Start of Source records
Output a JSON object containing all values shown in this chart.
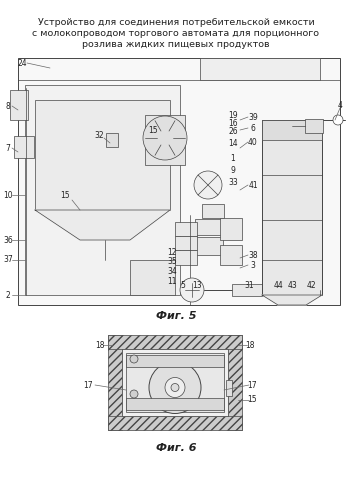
{
  "title_line1": "Устройство для соединения потребительской емкости",
  "title_line2": "с молокопроводом торгового автомата для порционного",
  "title_line3": "розлива жидких пищевых продуктов",
  "fig5_label": "Фиг. 5",
  "fig6_label": "Фиг. 6",
  "bg_color": "#ffffff",
  "lc": "#444444",
  "lc_light": "#888888"
}
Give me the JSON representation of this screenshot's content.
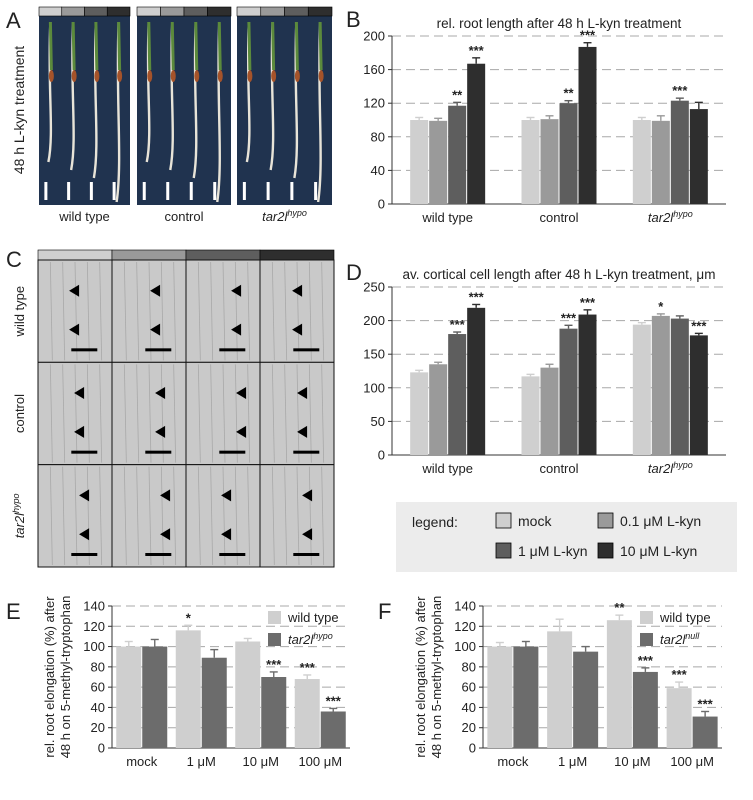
{
  "colors": {
    "mock": "#cfcfcf",
    "lkyn01": "#9a9a9a",
    "lkyn1": "#5e5e5e",
    "lkyn10": "#2e2e2e",
    "wt_bar": "#cfcfcf",
    "mut_bar": "#6c6c6c",
    "photo_bg": "#20334f",
    "micro_bg": "#c9c9c9"
  },
  "panel_a": {
    "letter": "A",
    "ylabel": "48 h L-kyn treatment",
    "groups": [
      {
        "label": "wild type",
        "italic": false,
        "sup": ""
      },
      {
        "label": "control",
        "italic": false,
        "sup": ""
      },
      {
        "label": "tar2l",
        "italic": true,
        "sup": "hypo"
      }
    ]
  },
  "panel_c": {
    "letter": "C",
    "rows": [
      {
        "label": "wild type",
        "sup": ""
      },
      {
        "label": "control",
        "sup": ""
      },
      {
        "label": "tar2l",
        "sup": "hypo"
      }
    ]
  },
  "legend": {
    "title": "legend:",
    "items": [
      {
        "label": "mock",
        "color": "#cfcfcf"
      },
      {
        "label": "0.1 μM L-kyn",
        "color": "#9a9a9a"
      },
      {
        "label": "1 μM L-kyn",
        "color": "#5e5e5e"
      },
      {
        "label": "10 μM L-kyn",
        "color": "#2e2e2e"
      }
    ]
  },
  "chart_data": [
    {
      "id": "B",
      "letter": "B",
      "type": "bar",
      "title": "rel. root length after 48 h L-kyn treatment",
      "categories": [
        "wild type",
        "control",
        "tar2l"
      ],
      "category_sup": [
        "",
        "",
        "hypo"
      ],
      "category_italic": [
        false,
        false,
        true
      ],
      "ylim": [
        0,
        200
      ],
      "yticks": [
        0,
        40,
        80,
        120,
        160,
        200
      ],
      "grid": true,
      "series": [
        {
          "color_key": "mock",
          "values": [
            100,
            100,
            100
          ],
          "errors": [
            3,
            3,
            3
          ],
          "sig": [
            "",
            "",
            ""
          ]
        },
        {
          "color_key": "lkyn01",
          "values": [
            99,
            101,
            99
          ],
          "errors": [
            3,
            4,
            6
          ],
          "sig": [
            "",
            "",
            ""
          ]
        },
        {
          "color_key": "lkyn1",
          "values": [
            117,
            120,
            123
          ],
          "errors": [
            4,
            3,
            3
          ],
          "sig": [
            "**",
            "**",
            "***"
          ]
        },
        {
          "color_key": "lkyn10",
          "values": [
            167,
            187,
            113
          ],
          "errors": [
            7,
            5,
            8
          ],
          "sig": [
            "***",
            "***",
            ""
          ]
        }
      ]
    },
    {
      "id": "D",
      "letter": "D",
      "type": "bar",
      "title": "av. cortical cell length after 48 h L-kyn treatment, μm",
      "categories": [
        "wild type",
        "control",
        "tar2l"
      ],
      "category_sup": [
        "",
        "",
        "hypo"
      ],
      "category_italic": [
        false,
        false,
        true
      ],
      "ylim": [
        0,
        250
      ],
      "yticks": [
        0,
        50,
        100,
        150,
        200,
        250
      ],
      "grid": true,
      "series": [
        {
          "color_key": "mock",
          "values": [
            123,
            117,
            194
          ],
          "errors": [
            3,
            3,
            3
          ],
          "sig": [
            "",
            "",
            ""
          ]
        },
        {
          "color_key": "lkyn01",
          "values": [
            135,
            130,
            207
          ],
          "errors": [
            3,
            5,
            3
          ],
          "sig": [
            "",
            "",
            "*"
          ]
        },
        {
          "color_key": "lkyn1",
          "values": [
            180,
            188,
            203
          ],
          "errors": [
            3,
            5,
            4
          ],
          "sig": [
            "***",
            "***",
            ""
          ]
        },
        {
          "color_key": "lkyn10",
          "values": [
            219,
            209,
            178
          ],
          "errors": [
            5,
            7,
            3
          ],
          "sig": [
            "***",
            "***",
            "***"
          ]
        }
      ]
    },
    {
      "id": "E",
      "letter": "E",
      "type": "bar",
      "ylabel_lines": [
        "rel. root elongation (%) after",
        "48 h on 5-methyl-tryptophan"
      ],
      "categories": [
        "mock",
        "1 μM",
        "10 μM",
        "100 μM"
      ],
      "ylim": [
        0,
        140
      ],
      "yticks": [
        0,
        20,
        40,
        60,
        80,
        100,
        120,
        140
      ],
      "grid": true,
      "legend_pos": "top-right",
      "series": [
        {
          "name": "wild type",
          "name_sup": "",
          "name_italic": false,
          "color_key": "wt_bar",
          "values": [
            100,
            116,
            105,
            68
          ],
          "errors": [
            5,
            5,
            3,
            4
          ],
          "sig": [
            "",
            "*",
            "",
            "***"
          ]
        },
        {
          "name": "tar2l",
          "name_sup": "hypo",
          "name_italic": true,
          "color_key": "mut_bar",
          "values": [
            100,
            89,
            70,
            36
          ],
          "errors": [
            7,
            8,
            5,
            3
          ],
          "sig": [
            "",
            "",
            "***",
            "***"
          ]
        }
      ]
    },
    {
      "id": "F",
      "letter": "F",
      "type": "bar",
      "ylabel_lines": [
        "rel. root elongation (%) after",
        "48 h on 5-methyl-tryptophan"
      ],
      "categories": [
        "mock",
        "1 μM",
        "10 μM",
        "100 μM"
      ],
      "ylim": [
        0,
        140
      ],
      "yticks": [
        0,
        20,
        40,
        60,
        80,
        100,
        120,
        140
      ],
      "grid": true,
      "legend_pos": "top-right",
      "series": [
        {
          "name": "wild type",
          "name_sup": "",
          "name_italic": false,
          "color_key": "wt_bar",
          "values": [
            100,
            115,
            126,
            59
          ],
          "errors": [
            4,
            12,
            5,
            6
          ],
          "sig": [
            "",
            "",
            "**",
            "***"
          ]
        },
        {
          "name": "tar2l",
          "name_sup": "null",
          "name_italic": true,
          "color_key": "mut_bar",
          "values": [
            100,
            95,
            75,
            31
          ],
          "errors": [
            5,
            5,
            4,
            5
          ],
          "sig": [
            "",
            "",
            "***",
            "***"
          ]
        }
      ]
    }
  ]
}
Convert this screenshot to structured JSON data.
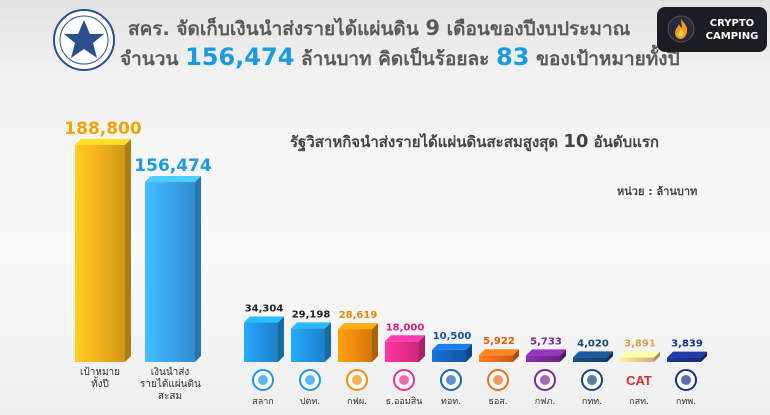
{
  "header": {
    "title_line1_prefix": "สคร. จัดเก็บเงินนำส่งรายได้แผ่นดิน",
    "title_line1_num": "9",
    "title_line1_suffix": "เดือนของปีงบประมาณ",
    "title_line2_prefix": "จำนวน",
    "title_line2_amount": "156,474",
    "title_line2_mid": "ล้านบาท คิดเป็นร้อยละ",
    "title_line2_pct": "83",
    "title_line2_suffix": "ของเป้าหมายทั้งปี"
  },
  "badge": {
    "line1": "CRYPTO",
    "line2": "CAMPING"
  },
  "chart_data": [
    {
      "type": "bar",
      "categories": [
        "เป้าหมายทั้งปี",
        "เงินนำส่งรายได้แผ่นดินสะสม"
      ],
      "category_lines": [
        [
          "เป้าหมาย",
          "ทั้งปี"
        ],
        [
          "เงินนำส่ง",
          "รายได้แผ่นดิน",
          "สะสม"
        ]
      ],
      "values": [
        188800,
        156474
      ],
      "labels": [
        "188,800",
        "156,474"
      ],
      "colors": [
        "#f5b21b",
        "#3aa6f0"
      ],
      "label_colors": [
        "#f0a500",
        "#1a9be0"
      ]
    },
    {
      "type": "bar",
      "title": "รัฐวิสาหกิจนำส่งรายได้แผ่นดินสะสมสูงสุด",
      "title_num": "10",
      "title_suffix": "อันดับแรก",
      "unit": "หน่วย : ล้านบาท",
      "categories": [
        "สลาก",
        "ปตท.",
        "กฟผ.",
        "ธ.ออมสิน",
        "ทอท.",
        "ธอส.",
        "กฟภ.",
        "กทท.",
        "กสท.",
        "กทพ."
      ],
      "values": [
        34304,
        29198,
        28619,
        18000,
        10500,
        5922,
        5733,
        4020,
        3891,
        3839
      ],
      "labels": [
        "34,304",
        "29,198",
        "28,619",
        "18,000",
        "10,500",
        "5,922",
        "5,733",
        "4,020",
        "3,891",
        "3,839"
      ],
      "colors": [
        "#2196e8",
        "#2196e8",
        "#f48c0c",
        "#ec2f8f",
        "#1565c0",
        "#ee6c1a",
        "#7b2a9a",
        "#16467e",
        "#f2cf8a",
        "#1a2f8c"
      ],
      "label_colors": [
        "#222222",
        "#222222",
        "#e08a00",
        "#d81b7a",
        "#1a4f9a",
        "#e65c00",
        "#7b2a9a",
        "#16467e",
        "#e0a040",
        "#1a2f8c"
      ],
      "logo_text": [
        "",
        "",
        "",
        "",
        "",
        "",
        "",
        "",
        "CAT",
        ""
      ]
    }
  ]
}
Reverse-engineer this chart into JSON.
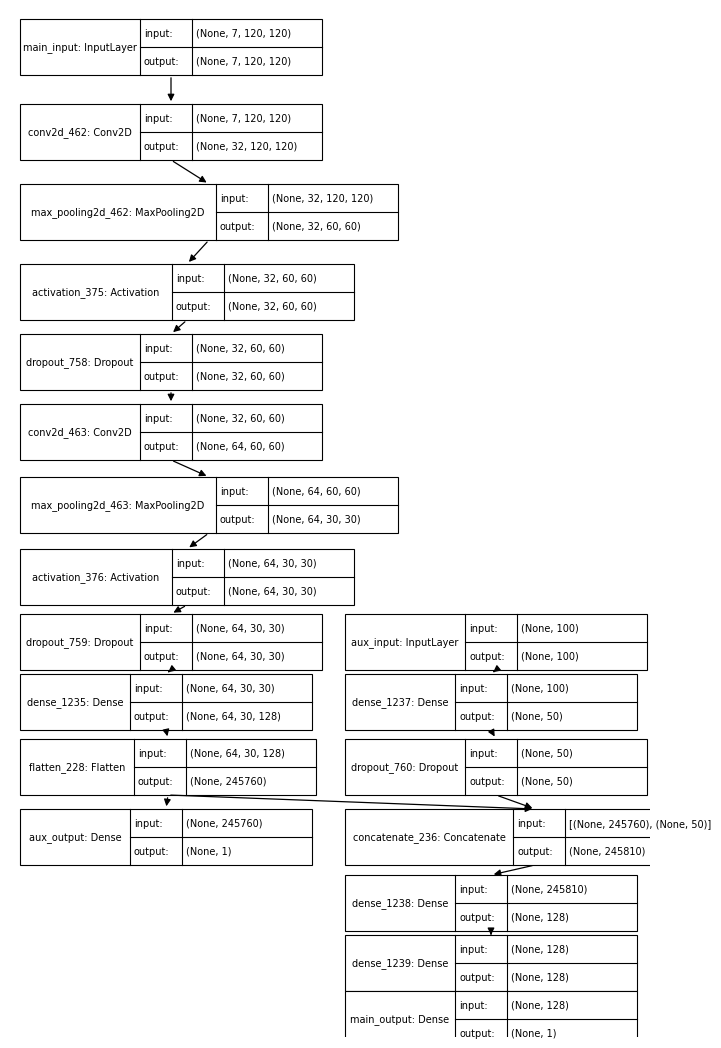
End of Source records
_Stated task:_
Report the number of lines in the listing above that include the word "cfcfcf", and nothing else.

_Reply:_
3